-- START Data listing --

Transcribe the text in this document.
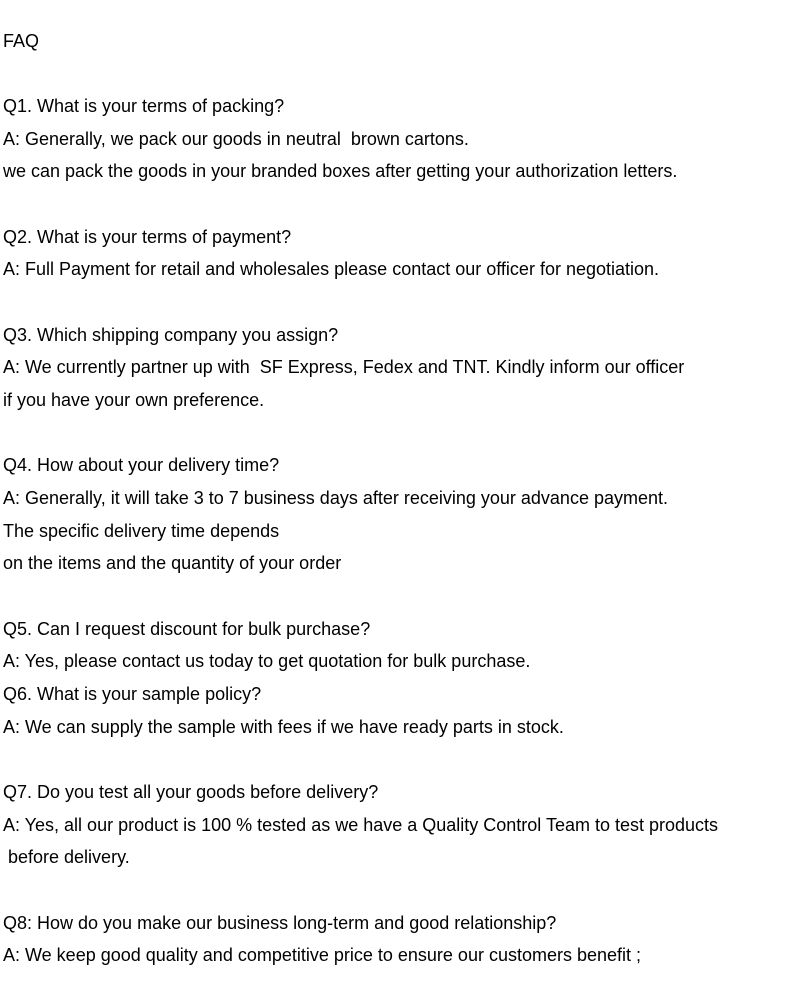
FAQ
Q1. What is your terms of packing?
A: Generally, we pack our goods in neutral  brown cartons.
we can pack the goods in your branded boxes after getting your authorization letters.
Q2. What is your terms of payment?
A: Full Payment for retail and wholesales please contact our officer for negotiation.
Q3. Which shipping company you assign?
A: We currently partner up with  SF Express, Fedex and TNT. Kindly inform our officer
if you have your own preference.
Q4. How about your delivery time?
A: Generally, it will take 3 to 7 business days after receiving your advance payment.
The specific delivery time depends
on the items and the quantity of your order
Q5. Can I request discount for bulk purchase?
A: Yes, please contact us today to get quotation for bulk purchase.
Q6. What is your sample policy?
A: We can supply the sample with fees if we have ready parts in stock.
Q7. Do you test all your goods before delivery?
A: Yes, all our product is 100 % tested as we have a Quality Control Team to test products
before delivery.
Q8: How do you make our business long-term and good relationship?
A: We keep good quality and competitive price to ensure our customers benefit ;
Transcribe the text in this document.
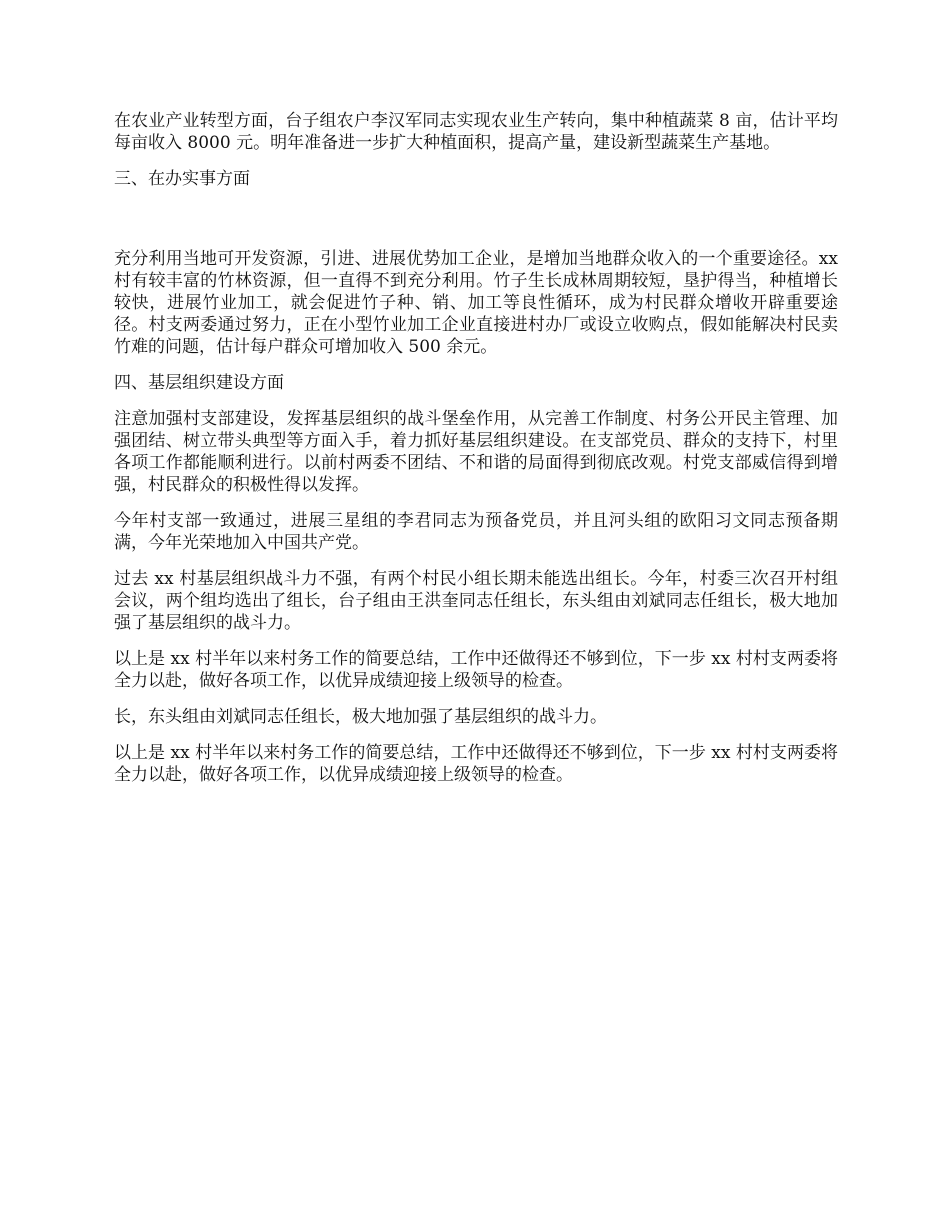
在农业产业转型方面，台子组农户李汉军同志实现农业生产转向，集中种植蔬菜 8 亩，估计平均每亩收入 8000 元。明年准备进一步扩大种植面积，提高产量，建设新型蔬菜生产基地。

三、在办实事方面

充分利用当地可开发资源，引进、进展优势加工企业，是增加当地群众收入的一个重要途径。xx 村有较丰富的竹林资源，但一直得不到充分利用。竹子生长成林周期较短，垦护得当，种植增长较快，进展竹业加工，就会促进竹子种、销、加工等良性循环，成为村民群众增收开辟重要途径。村支两委通过努力，正在小型竹业加工企业直接进村办厂或设立收购点，假如能解决村民卖竹难的问题，估计每户群众可增加收入 500 余元。

四、基层组织建设方面

注意加强村支部建设，发挥基层组织的战斗堡垒作用，从完善工作制度、村务公开民主管理、加强团结、树立带头典型等方面入手，着力抓好基层组织建设。在支部党员、群众的支持下，村里各项工作都能顺利进行。以前村两委不团结、不和谐的局面得到彻底改观。村党支部威信得到增强，村民群众的积极性得以发挥。

今年村支部一致通过，进展三星组的李君同志为预备党员，并且河头组的欧阳习文同志预备期满，今年光荣地加入中国共产党。

过去 xx 村基层组织战斗力不强，有两个村民小组长期未能选出组长。今年，村委三次召开村组会议，两个组均选出了组长，台子组由王洪奎同志任组长，东头组由刘斌同志任组长，极大地加强了基层组织的战斗力。

以上是 xx 村半年以来村务工作的简要总结，工作中还做得还不够到位，下一步 xx 村村支两委将全力以赴，做好各项工作，以优异成绩迎接上级领导的检查。

长，东头组由刘斌同志任组长，极大地加强了基层组织的战斗力。

以上是 xx 村半年以来村务工作的简要总结，工作中还做得还不够到位，下一步 xx 村村支两委将全力以赴，做好各项工作，以优异成绩迎接上级领导的检查。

-- END Data listing --

Repeat each line of the records above exactly, but do not copy the pictures.

Transcribe the text in this document.
FAQ
Q1. What is your terms of packing?
A: Generally, we pack our goods in neutral  brown cartons.
we can pack the goods in your branded boxes after getting your authorization letters.
Q2. What is your terms of payment?
A: Full Payment for retail and wholesales please contact our officer for negotiation.
Q3. Which shipping company you assign?
A: We currently partner up with  SF Express, Fedex and TNT. Kindly inform our officer
if you have your own preference.
Q4. How about your delivery time?
A: Generally, it will take 3 to 7 business days after receiving your advance payment.
The specific delivery time depends
on the items and the quantity of your order
Q5. Can I request discount for bulk purchase?
A: Yes, please contact us today to get quotation for bulk purchase.
Q6. What is your sample policy?
A: We can supply the sample with fees if we have ready parts in stock.
Q7. Do you test all your goods before delivery?
A: Yes, all our product is 100 % tested as we have a Quality Control Team to test products
before delivery.
Q8: How do you make our business long-term and good relationship?
A: We keep good quality and competitive price to ensure our customers benefit ;
Transcribe the text in this document.
在农业产业转型方面，台子组农户李汉军同志实现农业生产转向，集中种植蔬菜 8 亩，估计平均每亩收入 8000 元。明年准备进一步扩大种植面积，提高产量，建设新型蔬菜生产基地。

三、在办实事方面

充分利用当地可开发资源，引进、进展优势加工企业，是增加当地群众收入的一个重要途径。xx 村有较丰富的竹林资源，但一直得不到充分利用。竹子生长成林周期较短，垦护得当，种植增长较快，进展竹业加工，就会促进竹子种、销、加工等良性循环，成为村民群众增收开辟重要途径。村支两委通过努力，正在小型竹业加工企业直接进村办厂或设立收购点，假如能解决村民卖竹难的问题，估计每户群众可增加收入 500 余元。

四、基层组织建设方面

注意加强村支部建设，发挥基层组织的战斗堡垒作用，从完善工作制度、村务公开民主管理、加强团结、树立带头典型等方面入手，着力抓好基层组织建设。在支部党员、群众的支持下，村里各项工作都能顺利进行。以前村两委不团结、不和谐的局面得到彻底改观。村党支部威信得到增强，村民群众的积极性得以发挥。

今年村支部一致通过，进展三星组的李君同志为预备党员，并且河头组的欧阳习文同志预备期满，今年光荣地加入中国共产党。

过去 xx 村基层组织战斗力不强，有两个村民小组长期未能选出组长。今年，村委三次召开村组会议，两个组均选出了组长，台子组由王洪奎同志任组长，东头组由刘斌同志任组长，极大地加强了基层组织的战斗力。

以上是 xx 村半年以来村务工作的简要总结，工作中还做得还不够到位，下一步 xx 村村支两委将全力以赴，做好各项工作，以优异成绩迎接上级领导的检查。

长，东头组由刘斌同志任组长，极大地加强了基层组织的战斗力。

以上是 xx 村半年以来村务工作的简要总结，工作中还做得还不够到位，下一步 xx 村村支两委将全力以赴，做好各项工作，以优异成绩迎接上级领导的检查。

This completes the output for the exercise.